● **Exercise description**
Express the lines from the first one through the line containing "svg-text:900: 900 <box>567 140 573 150</box>", inclusive, as a numbered list, omitting any blank lines.

Entries taken from a collection:
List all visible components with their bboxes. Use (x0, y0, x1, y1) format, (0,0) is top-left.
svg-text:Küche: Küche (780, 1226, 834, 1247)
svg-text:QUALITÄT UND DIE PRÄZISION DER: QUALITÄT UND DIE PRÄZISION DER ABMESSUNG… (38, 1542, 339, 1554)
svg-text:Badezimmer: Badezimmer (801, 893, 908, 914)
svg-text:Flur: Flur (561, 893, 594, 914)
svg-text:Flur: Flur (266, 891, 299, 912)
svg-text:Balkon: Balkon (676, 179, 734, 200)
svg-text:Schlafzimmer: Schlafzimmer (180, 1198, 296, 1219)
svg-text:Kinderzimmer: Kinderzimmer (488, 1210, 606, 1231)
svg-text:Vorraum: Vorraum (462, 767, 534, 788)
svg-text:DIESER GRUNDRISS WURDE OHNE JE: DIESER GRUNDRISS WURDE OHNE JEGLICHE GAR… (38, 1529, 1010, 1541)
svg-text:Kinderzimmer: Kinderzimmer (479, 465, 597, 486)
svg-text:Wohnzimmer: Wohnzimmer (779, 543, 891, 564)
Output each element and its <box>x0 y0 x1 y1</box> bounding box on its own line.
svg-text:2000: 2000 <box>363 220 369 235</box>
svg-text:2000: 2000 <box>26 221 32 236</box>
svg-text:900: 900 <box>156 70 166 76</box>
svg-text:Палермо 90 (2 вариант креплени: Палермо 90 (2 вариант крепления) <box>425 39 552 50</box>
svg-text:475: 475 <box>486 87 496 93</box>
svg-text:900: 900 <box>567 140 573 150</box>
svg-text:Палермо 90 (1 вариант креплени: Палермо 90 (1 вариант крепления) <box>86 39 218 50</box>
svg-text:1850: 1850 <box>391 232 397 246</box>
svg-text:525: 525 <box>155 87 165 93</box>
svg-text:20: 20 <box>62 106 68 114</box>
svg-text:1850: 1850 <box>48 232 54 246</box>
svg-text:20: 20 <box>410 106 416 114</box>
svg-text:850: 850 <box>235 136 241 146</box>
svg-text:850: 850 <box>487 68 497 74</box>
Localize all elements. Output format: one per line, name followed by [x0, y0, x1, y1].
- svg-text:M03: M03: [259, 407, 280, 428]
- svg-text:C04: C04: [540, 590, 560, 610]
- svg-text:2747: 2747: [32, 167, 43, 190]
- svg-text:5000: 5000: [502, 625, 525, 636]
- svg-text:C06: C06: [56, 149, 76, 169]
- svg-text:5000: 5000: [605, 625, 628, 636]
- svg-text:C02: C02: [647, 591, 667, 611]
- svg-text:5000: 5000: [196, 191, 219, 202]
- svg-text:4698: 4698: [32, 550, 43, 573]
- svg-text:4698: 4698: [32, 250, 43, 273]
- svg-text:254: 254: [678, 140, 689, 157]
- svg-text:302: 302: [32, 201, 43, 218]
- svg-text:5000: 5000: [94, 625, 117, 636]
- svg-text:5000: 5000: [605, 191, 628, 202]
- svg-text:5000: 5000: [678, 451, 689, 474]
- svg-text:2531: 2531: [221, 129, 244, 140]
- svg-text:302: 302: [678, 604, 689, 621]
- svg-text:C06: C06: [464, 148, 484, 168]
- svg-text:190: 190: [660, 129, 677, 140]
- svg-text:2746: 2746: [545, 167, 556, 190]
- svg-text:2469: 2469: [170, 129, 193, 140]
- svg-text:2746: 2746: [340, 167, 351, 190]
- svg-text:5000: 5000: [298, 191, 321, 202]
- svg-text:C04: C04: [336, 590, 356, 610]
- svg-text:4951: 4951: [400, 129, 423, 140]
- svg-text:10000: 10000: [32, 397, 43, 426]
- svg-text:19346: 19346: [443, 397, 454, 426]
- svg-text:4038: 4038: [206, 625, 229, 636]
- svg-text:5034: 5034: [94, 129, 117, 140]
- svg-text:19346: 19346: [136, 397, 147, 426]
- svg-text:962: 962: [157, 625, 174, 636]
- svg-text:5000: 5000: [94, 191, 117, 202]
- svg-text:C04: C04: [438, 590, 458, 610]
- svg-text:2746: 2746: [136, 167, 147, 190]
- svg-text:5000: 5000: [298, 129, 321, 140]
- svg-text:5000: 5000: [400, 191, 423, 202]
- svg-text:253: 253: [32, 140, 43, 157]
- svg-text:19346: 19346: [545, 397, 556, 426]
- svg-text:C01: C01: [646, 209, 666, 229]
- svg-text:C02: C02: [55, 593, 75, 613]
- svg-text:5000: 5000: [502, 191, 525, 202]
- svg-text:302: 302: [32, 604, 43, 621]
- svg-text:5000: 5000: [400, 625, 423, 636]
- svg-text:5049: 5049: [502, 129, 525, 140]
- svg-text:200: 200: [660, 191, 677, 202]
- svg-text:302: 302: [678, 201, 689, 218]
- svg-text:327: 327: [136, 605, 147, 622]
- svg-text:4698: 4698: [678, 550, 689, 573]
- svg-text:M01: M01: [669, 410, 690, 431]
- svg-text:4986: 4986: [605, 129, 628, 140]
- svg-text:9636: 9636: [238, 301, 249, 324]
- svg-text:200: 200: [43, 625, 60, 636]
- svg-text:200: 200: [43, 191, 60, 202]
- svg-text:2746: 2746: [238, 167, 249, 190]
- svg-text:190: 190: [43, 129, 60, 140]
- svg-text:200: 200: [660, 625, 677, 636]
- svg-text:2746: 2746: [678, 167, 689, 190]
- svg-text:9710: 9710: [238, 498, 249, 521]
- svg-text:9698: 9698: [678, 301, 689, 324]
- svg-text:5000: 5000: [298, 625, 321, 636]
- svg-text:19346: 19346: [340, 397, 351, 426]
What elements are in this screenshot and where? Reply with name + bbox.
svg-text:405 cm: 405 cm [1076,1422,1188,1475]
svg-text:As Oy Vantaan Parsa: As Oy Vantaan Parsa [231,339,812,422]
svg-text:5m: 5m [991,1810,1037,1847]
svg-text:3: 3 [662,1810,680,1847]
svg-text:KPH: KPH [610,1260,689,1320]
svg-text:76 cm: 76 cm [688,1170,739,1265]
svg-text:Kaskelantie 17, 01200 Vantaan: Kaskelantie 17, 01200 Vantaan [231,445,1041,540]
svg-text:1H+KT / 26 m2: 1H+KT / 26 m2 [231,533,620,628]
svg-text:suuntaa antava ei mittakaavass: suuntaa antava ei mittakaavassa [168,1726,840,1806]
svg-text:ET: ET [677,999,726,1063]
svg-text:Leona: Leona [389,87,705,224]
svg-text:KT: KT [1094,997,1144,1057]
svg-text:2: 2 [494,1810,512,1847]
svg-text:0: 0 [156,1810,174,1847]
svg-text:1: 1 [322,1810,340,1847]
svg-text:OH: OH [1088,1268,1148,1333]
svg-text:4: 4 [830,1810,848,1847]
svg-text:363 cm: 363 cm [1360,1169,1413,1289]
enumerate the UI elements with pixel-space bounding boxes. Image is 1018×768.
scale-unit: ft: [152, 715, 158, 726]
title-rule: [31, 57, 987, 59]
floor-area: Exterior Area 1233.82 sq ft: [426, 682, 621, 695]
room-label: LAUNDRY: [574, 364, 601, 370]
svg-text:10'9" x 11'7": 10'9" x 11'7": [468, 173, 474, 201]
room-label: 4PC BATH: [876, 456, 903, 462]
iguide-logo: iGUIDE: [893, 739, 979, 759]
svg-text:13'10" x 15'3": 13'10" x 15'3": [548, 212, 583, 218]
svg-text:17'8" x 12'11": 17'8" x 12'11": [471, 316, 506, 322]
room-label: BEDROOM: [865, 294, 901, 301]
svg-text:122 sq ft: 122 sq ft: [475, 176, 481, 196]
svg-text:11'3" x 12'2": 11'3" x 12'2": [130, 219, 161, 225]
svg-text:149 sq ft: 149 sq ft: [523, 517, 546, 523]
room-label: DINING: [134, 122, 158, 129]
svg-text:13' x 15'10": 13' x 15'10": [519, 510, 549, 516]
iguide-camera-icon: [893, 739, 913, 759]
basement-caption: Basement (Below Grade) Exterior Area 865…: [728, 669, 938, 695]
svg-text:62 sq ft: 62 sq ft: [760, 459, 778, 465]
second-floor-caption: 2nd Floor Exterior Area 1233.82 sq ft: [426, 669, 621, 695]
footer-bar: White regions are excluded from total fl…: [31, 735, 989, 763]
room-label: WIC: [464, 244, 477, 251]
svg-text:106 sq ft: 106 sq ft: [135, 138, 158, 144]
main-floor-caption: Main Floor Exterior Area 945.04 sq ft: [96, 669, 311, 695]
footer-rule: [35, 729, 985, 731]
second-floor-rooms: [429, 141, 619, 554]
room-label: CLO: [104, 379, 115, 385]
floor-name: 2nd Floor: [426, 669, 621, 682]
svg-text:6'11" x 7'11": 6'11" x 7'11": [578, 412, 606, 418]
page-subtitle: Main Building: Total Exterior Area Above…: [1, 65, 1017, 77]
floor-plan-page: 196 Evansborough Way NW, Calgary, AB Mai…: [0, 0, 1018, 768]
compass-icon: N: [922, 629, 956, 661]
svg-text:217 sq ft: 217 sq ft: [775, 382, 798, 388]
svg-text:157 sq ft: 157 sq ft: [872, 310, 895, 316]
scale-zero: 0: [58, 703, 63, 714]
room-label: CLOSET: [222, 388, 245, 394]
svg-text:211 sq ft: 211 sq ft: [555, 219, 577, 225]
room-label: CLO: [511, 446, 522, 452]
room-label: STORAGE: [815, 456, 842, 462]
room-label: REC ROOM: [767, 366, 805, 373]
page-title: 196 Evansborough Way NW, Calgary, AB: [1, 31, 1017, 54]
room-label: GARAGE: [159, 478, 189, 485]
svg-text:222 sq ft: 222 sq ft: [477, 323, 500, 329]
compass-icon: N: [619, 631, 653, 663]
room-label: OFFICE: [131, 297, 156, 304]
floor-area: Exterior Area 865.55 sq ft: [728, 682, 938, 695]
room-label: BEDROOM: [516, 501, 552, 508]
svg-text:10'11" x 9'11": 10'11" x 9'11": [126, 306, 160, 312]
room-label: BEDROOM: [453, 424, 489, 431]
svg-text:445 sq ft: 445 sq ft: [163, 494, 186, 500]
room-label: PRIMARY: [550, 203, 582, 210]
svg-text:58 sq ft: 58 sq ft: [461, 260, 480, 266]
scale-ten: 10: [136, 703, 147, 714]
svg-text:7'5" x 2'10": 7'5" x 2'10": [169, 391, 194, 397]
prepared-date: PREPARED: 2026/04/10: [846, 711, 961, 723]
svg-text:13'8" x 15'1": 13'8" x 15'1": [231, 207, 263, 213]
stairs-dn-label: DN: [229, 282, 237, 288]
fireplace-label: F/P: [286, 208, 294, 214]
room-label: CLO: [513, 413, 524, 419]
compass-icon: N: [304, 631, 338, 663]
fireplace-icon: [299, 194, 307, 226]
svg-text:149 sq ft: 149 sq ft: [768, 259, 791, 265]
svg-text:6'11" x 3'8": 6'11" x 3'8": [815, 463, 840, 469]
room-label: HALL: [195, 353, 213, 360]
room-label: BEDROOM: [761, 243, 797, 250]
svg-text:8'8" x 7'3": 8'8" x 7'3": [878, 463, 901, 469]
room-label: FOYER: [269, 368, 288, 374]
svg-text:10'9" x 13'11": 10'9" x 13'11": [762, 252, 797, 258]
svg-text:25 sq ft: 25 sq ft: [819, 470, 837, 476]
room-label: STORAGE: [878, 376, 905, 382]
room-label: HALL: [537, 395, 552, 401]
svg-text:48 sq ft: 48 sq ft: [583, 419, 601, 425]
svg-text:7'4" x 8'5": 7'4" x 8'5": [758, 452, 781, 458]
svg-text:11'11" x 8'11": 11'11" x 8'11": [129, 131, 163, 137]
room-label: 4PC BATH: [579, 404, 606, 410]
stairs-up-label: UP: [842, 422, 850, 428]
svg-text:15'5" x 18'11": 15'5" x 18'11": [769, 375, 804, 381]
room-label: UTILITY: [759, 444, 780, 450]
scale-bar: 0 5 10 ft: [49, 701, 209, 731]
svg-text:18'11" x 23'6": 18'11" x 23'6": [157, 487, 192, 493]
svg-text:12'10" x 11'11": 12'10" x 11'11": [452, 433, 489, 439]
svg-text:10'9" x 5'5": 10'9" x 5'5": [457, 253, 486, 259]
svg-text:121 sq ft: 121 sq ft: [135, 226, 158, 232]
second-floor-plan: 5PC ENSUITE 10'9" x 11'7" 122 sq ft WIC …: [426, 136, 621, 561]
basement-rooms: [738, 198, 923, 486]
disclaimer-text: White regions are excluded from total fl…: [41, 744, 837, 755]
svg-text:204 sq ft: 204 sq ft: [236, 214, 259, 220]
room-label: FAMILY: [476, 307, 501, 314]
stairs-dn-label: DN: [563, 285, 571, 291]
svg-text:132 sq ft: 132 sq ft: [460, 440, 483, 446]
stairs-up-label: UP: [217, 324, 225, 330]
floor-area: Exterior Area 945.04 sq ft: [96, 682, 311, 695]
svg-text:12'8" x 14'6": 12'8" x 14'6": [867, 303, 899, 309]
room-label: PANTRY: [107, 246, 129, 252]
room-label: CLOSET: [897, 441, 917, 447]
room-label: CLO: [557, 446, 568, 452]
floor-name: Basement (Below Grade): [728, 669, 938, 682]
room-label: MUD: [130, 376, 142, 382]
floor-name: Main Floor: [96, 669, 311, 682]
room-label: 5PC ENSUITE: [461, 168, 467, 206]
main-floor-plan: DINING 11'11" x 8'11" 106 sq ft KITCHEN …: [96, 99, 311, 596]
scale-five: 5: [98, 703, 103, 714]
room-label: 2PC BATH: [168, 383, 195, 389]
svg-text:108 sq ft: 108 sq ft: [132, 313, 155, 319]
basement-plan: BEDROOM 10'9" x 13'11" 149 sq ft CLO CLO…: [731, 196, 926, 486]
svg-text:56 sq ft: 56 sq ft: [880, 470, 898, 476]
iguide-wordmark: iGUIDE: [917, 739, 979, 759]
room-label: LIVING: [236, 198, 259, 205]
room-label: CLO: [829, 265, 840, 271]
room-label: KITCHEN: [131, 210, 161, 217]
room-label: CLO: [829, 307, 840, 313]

● **Expected answer**
1. List all visible components with their bboxes. Use (x0, y0, x1, y1) format, (0,0) is top-left.
2. svg-text:Küche: Küche (780, 1226, 834, 1247)
3. svg-text:QUALITÄT UND DIE PRÄZISION DER: QUALITÄT UND DIE PRÄZISION DER ABMESSUNG… (38, 1542, 339, 1554)
4. svg-text:Badezimmer: Badezimmer (801, 893, 908, 914)
5. svg-text:Flur: Flur (561, 893, 594, 914)
6. svg-text:Flur: Flur (266, 891, 299, 912)
7. svg-text:Balkon: Balkon (676, 179, 734, 200)
8. svg-text:Schlafzimmer: Schlafzimmer (180, 1198, 296, 1219)
9. svg-text:Kinderzimmer: Kinderzimmer (488, 1210, 606, 1231)
10. svg-text:Vorraum: Vorraum (462, 767, 534, 788)
11. svg-text:DIESER GRUNDRISS WURDE OHNE JE: DIESER GRUNDRISS WURDE OHNE JEGLICHE GAR… (38, 1529, 1010, 1541)
12. svg-text:Kinderzimmer: Kinderzimmer (479, 465, 597, 486)
13. svg-text:Wohnzimmer: Wohnzimmer (779, 543, 891, 564)
14. Output each element and its <box>x0 y0 x1 y1</box> bounding box on its own line.
15. svg-text:2000: 2000 <box>363 220 369 235</box>
16. svg-text:2000: 2000 <box>26 221 32 236</box>
17. svg-text:900: 900 <box>156 70 166 76</box>
18. svg-text:Палермо 90 (2 вариант креплени: Палермо 90 (2 вариант крепления) <box>425 39 552 50</box>
19. svg-text:475: 475 <box>486 87 496 93</box>
20. svg-text:900: 900 <box>567 140 573 150</box>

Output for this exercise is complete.